Exercise brief
Leave out every picture, and return exactly the lines from the line containing "Output a JSON" through the end of the records below, both inclusive.

Listed entries
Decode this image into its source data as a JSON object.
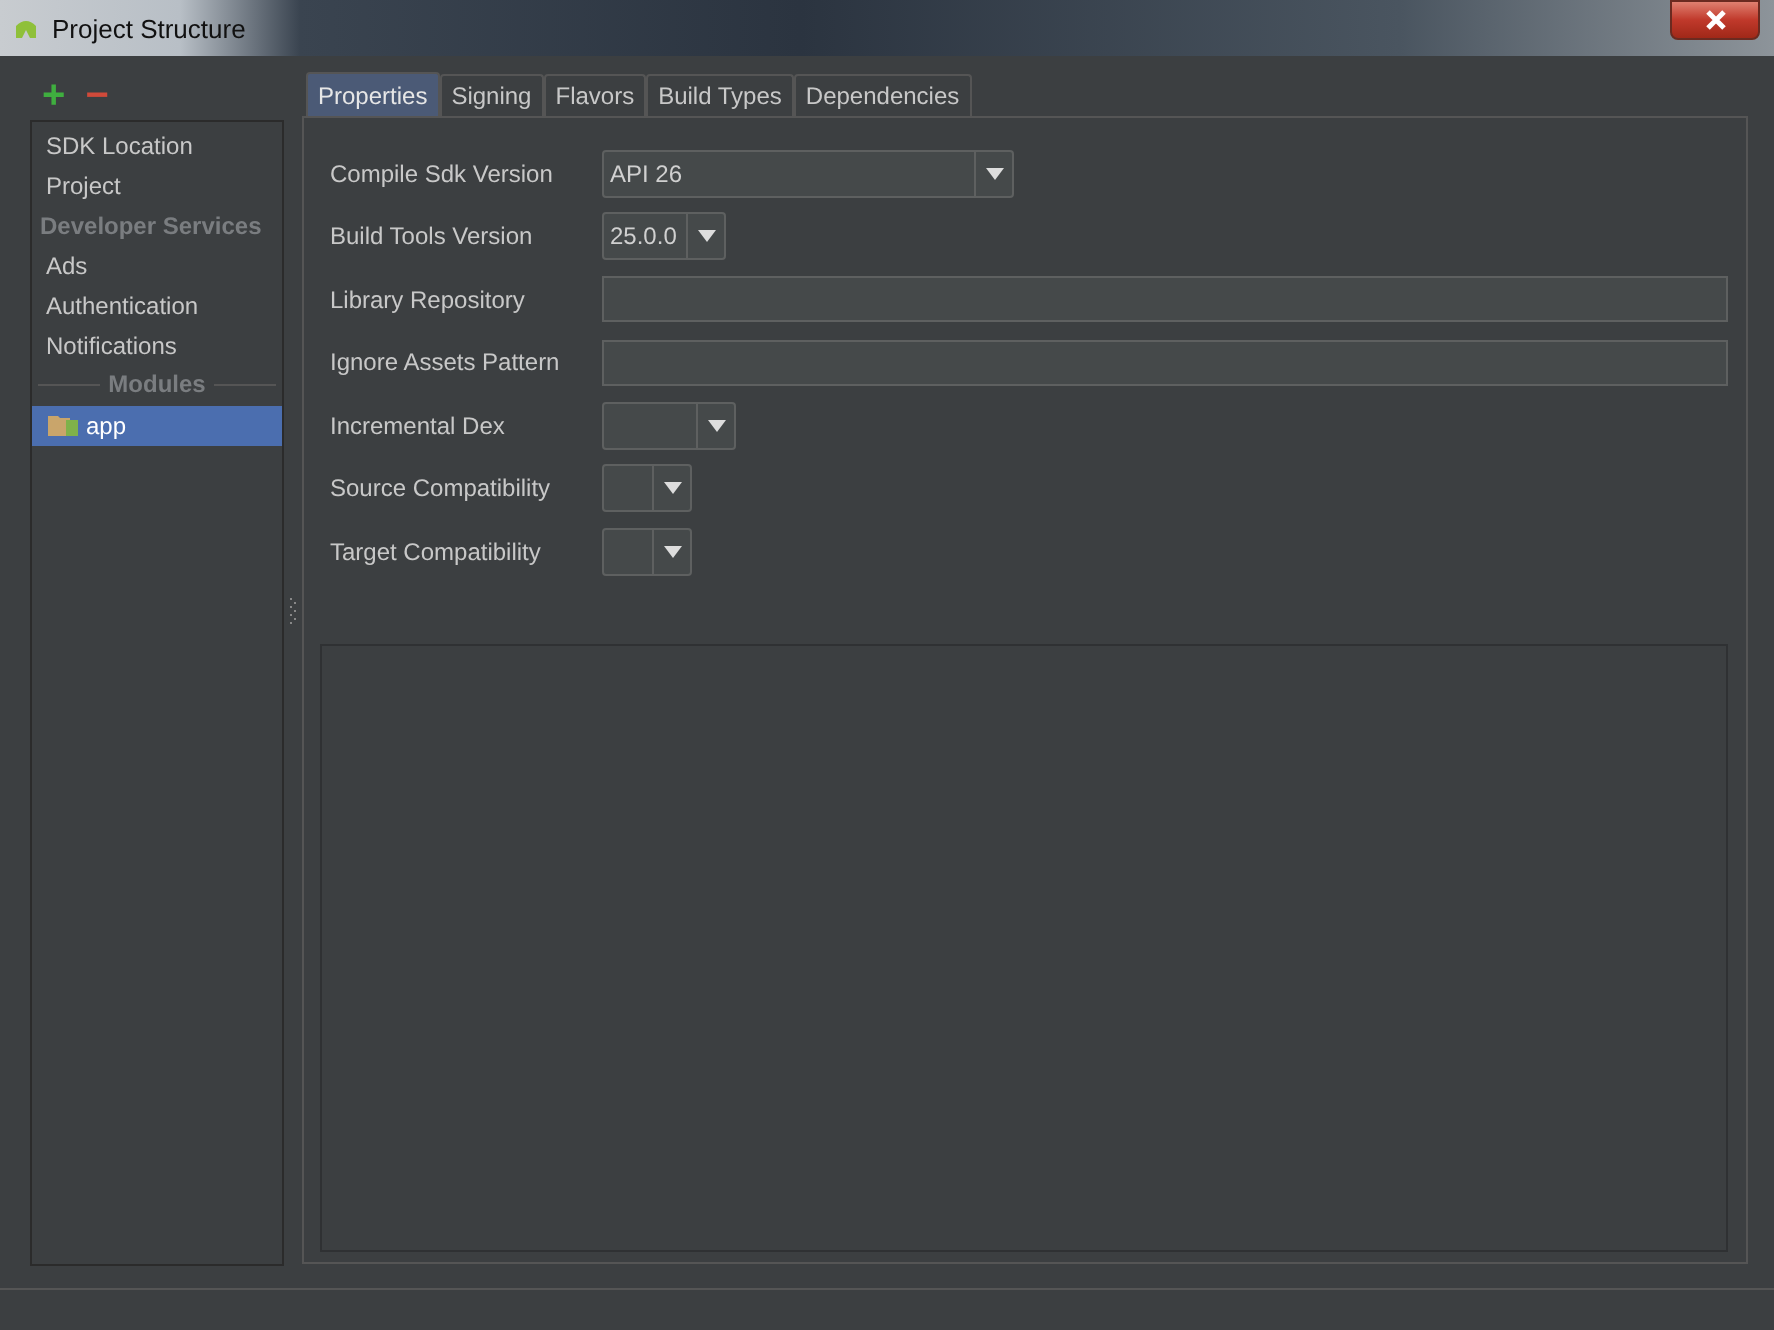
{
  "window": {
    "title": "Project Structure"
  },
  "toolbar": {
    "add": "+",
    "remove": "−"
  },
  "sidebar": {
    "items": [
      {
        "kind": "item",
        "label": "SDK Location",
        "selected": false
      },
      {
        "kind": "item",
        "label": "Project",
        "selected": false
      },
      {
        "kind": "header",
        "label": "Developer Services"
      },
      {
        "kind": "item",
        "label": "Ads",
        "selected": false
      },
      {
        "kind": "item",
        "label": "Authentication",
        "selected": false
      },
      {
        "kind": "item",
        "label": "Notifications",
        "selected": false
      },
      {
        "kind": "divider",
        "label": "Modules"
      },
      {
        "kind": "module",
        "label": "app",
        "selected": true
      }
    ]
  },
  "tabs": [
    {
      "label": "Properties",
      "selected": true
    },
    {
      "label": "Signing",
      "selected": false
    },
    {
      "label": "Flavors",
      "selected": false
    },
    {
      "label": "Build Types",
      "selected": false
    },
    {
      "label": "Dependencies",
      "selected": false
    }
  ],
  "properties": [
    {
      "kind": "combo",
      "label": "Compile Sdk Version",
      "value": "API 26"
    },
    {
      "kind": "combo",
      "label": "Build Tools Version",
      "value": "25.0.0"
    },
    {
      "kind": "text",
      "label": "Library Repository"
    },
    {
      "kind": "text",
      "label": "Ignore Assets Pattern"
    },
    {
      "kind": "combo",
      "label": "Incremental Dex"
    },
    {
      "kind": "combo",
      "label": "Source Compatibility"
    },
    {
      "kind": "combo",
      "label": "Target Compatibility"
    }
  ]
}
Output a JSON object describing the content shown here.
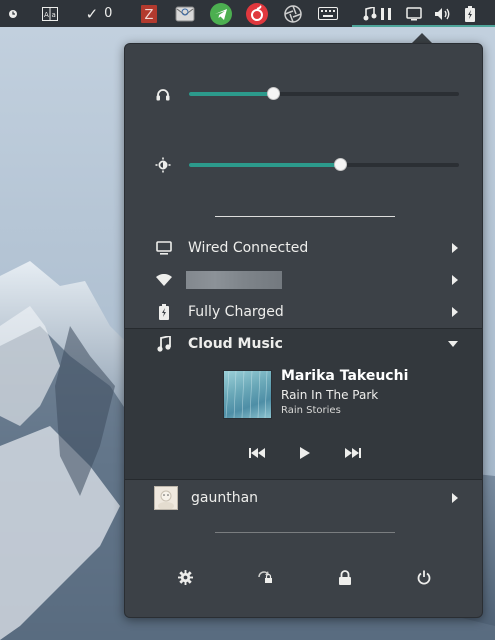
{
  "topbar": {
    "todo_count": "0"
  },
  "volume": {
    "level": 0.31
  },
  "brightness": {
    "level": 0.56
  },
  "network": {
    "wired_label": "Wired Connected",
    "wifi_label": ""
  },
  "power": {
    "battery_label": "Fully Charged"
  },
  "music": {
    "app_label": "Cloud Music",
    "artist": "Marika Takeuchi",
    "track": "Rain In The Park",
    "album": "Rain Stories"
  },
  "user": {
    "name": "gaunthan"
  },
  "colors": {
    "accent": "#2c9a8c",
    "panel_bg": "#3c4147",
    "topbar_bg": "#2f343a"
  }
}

Worked answer
Output a JSON object describing the content shown here.
{
  "topbar": {
    "todo_count": "0"
  },
  "volume": {
    "level": 0.31
  },
  "brightness": {
    "level": 0.56
  },
  "network": {
    "wired_label": "Wired Connected",
    "wifi_label": ""
  },
  "power": {
    "battery_label": "Fully Charged"
  },
  "music": {
    "app_label": "Cloud Music",
    "artist": "Marika Takeuchi",
    "track": "Rain In The Park",
    "album": "Rain Stories"
  },
  "user": {
    "name": "gaunthan"
  },
  "colors": {
    "accent": "#2c9a8c",
    "panel_bg": "#3c4147",
    "topbar_bg": "#2f343a"
  }
}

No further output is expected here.